GIVEN INSTRUCTION> Return each line holding the string "filename".

EXERCISE MATERIAL>
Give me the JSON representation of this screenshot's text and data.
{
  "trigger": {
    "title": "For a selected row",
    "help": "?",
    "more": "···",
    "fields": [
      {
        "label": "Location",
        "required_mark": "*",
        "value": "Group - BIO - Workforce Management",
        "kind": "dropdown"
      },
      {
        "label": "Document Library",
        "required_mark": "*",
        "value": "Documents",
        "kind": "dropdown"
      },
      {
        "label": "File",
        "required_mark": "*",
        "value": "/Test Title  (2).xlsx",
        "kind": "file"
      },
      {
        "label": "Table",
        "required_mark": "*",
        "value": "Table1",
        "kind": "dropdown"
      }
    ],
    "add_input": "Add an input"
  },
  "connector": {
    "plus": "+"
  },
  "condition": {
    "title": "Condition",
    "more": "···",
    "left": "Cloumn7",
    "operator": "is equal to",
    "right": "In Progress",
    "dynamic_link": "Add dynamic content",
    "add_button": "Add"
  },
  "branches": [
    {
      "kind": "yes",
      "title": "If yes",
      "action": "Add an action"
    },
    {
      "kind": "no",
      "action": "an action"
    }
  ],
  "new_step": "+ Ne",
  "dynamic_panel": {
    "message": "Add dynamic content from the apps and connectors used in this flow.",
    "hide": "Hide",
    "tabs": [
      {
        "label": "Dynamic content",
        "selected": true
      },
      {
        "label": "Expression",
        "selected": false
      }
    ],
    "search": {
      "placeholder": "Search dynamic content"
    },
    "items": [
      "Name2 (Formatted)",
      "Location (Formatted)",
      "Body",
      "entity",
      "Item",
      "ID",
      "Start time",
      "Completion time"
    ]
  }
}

---

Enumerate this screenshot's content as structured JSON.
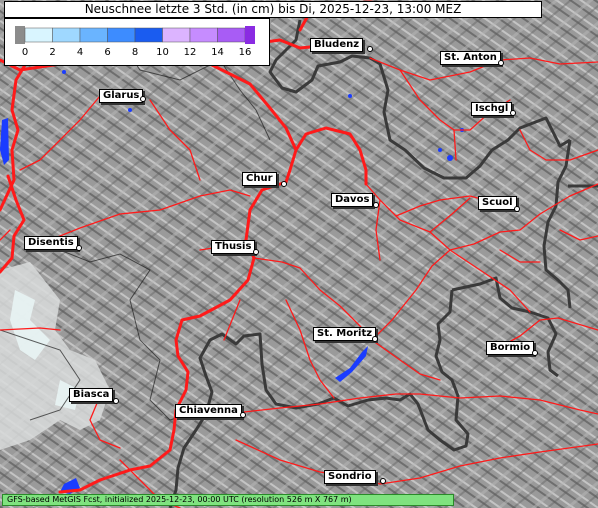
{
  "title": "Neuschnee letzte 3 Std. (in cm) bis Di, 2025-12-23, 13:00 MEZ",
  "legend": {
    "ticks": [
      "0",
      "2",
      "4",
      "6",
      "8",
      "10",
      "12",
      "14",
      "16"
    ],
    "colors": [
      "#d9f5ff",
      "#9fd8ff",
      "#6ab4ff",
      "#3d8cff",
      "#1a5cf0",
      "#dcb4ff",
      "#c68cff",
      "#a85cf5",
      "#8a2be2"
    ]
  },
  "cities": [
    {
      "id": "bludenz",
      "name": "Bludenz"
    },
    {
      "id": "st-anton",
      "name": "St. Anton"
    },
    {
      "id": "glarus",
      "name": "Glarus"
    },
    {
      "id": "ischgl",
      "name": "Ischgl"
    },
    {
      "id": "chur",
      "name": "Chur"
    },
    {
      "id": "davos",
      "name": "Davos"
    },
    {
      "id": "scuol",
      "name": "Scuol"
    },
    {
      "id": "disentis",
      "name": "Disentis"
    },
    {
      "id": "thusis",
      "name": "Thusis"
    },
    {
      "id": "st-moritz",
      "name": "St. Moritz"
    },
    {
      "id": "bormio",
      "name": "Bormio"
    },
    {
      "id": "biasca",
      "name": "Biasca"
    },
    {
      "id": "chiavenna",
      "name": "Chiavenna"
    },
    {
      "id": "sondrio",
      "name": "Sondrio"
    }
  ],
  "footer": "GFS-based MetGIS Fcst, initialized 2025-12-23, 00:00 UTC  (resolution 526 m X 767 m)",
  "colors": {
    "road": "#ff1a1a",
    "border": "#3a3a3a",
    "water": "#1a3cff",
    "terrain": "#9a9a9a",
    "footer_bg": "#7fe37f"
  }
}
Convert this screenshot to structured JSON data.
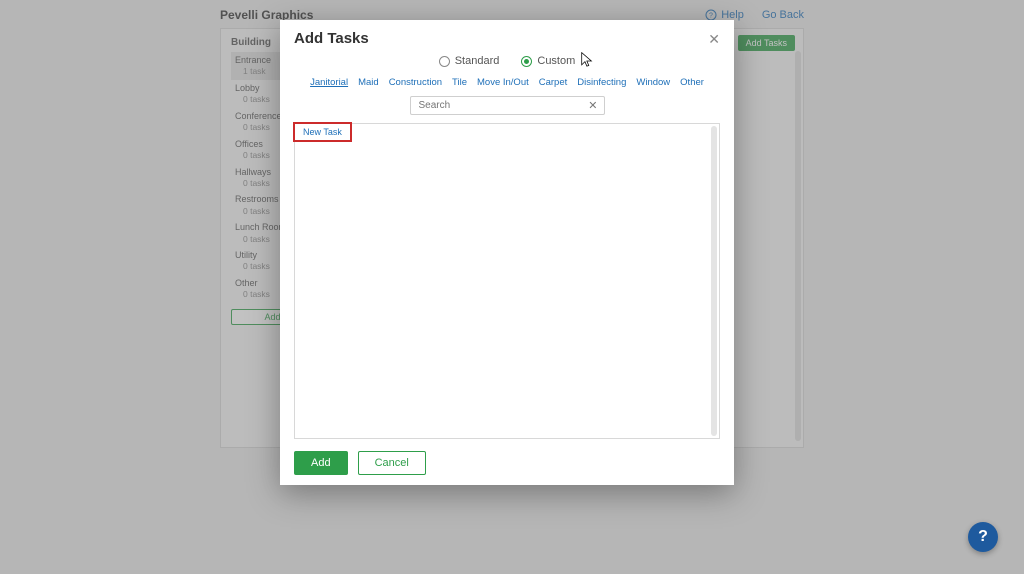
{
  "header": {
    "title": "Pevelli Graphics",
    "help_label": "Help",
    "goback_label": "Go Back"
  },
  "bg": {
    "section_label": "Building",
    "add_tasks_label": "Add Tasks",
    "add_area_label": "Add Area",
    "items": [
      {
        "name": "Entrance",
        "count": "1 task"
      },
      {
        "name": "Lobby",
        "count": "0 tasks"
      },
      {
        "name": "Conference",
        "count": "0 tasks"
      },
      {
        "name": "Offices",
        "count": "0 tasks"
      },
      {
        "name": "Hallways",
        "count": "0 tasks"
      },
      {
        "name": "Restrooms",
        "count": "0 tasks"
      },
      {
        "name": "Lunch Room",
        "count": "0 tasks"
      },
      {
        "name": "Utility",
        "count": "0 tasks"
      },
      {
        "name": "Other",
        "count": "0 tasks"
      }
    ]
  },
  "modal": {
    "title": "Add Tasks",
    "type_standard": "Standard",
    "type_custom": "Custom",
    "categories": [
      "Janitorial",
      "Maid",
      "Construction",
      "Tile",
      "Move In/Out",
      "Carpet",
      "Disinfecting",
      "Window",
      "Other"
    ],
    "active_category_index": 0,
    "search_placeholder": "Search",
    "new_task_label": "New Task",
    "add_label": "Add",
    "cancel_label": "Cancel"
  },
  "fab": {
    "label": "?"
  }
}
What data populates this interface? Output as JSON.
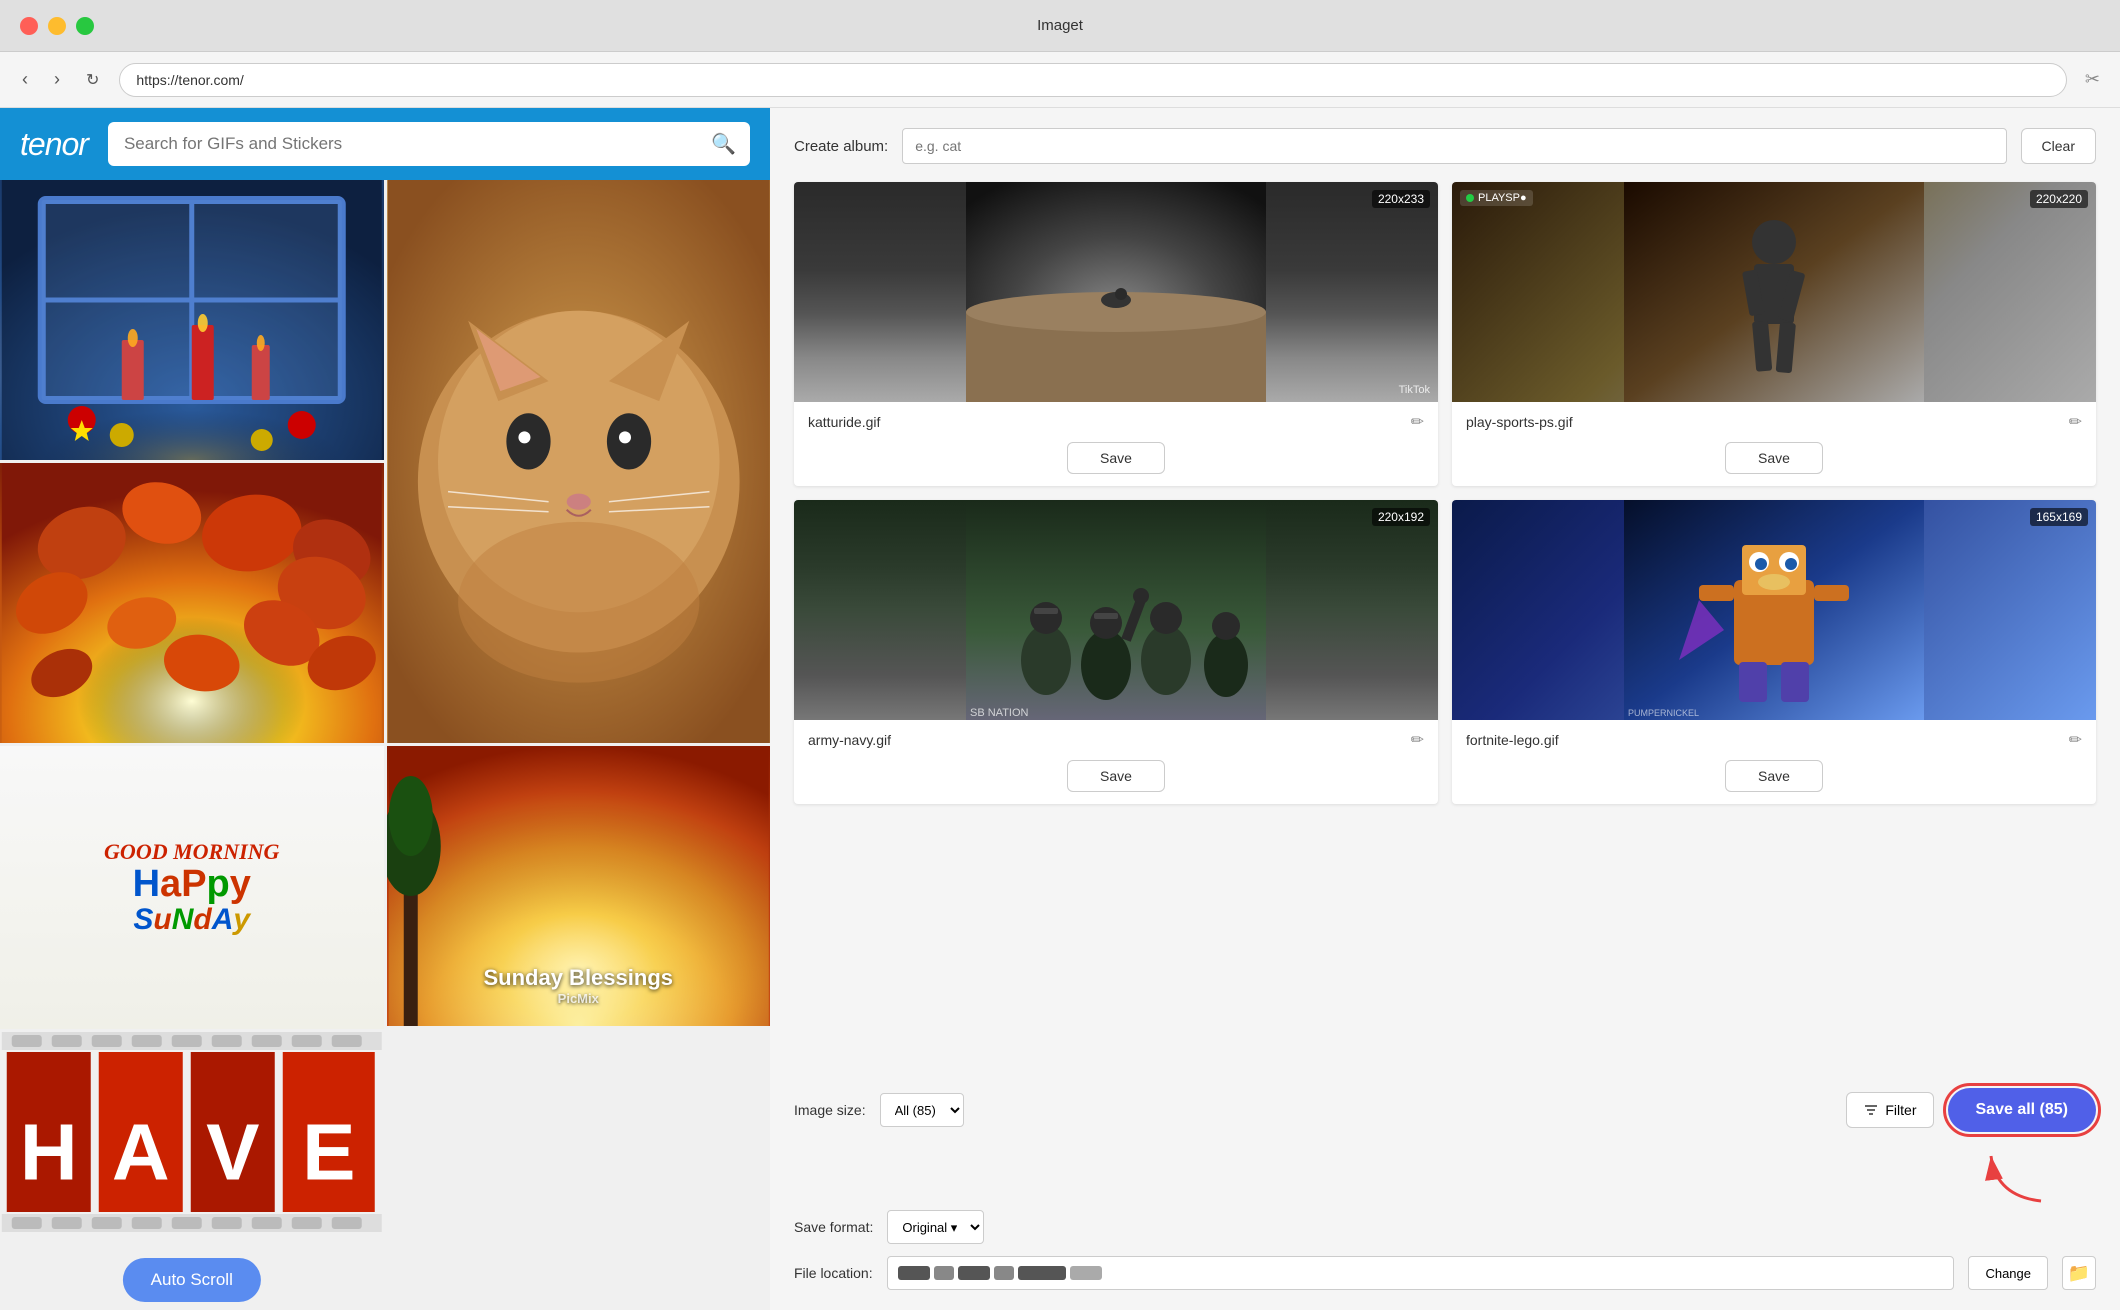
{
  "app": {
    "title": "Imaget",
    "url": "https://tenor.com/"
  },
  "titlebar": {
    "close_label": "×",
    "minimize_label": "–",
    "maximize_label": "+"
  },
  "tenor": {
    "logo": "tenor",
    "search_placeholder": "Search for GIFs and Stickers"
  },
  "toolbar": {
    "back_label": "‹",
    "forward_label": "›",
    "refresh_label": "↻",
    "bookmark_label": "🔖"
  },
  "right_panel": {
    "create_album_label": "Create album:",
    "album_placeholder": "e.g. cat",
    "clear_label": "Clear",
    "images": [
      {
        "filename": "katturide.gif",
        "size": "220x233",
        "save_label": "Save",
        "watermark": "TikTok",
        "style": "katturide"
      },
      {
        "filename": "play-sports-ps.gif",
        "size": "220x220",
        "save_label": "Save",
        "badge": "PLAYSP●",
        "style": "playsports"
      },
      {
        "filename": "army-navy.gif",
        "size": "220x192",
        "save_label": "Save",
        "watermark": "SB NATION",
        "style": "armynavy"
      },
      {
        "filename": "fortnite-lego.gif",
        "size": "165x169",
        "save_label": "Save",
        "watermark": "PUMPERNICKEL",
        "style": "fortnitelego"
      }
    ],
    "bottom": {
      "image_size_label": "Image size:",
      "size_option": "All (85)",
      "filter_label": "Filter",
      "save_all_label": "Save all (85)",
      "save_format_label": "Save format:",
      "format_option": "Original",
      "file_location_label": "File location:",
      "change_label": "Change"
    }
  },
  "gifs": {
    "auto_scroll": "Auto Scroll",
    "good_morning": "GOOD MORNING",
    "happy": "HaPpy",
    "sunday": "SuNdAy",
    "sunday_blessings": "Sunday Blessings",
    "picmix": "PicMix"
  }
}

THE ANSWER>
        "filename": "katturide.gif",
        "filename": "play-sports-ps.gif",
        "filename": "army-navy.gif",
        "filename": "fortnite-lego.gif",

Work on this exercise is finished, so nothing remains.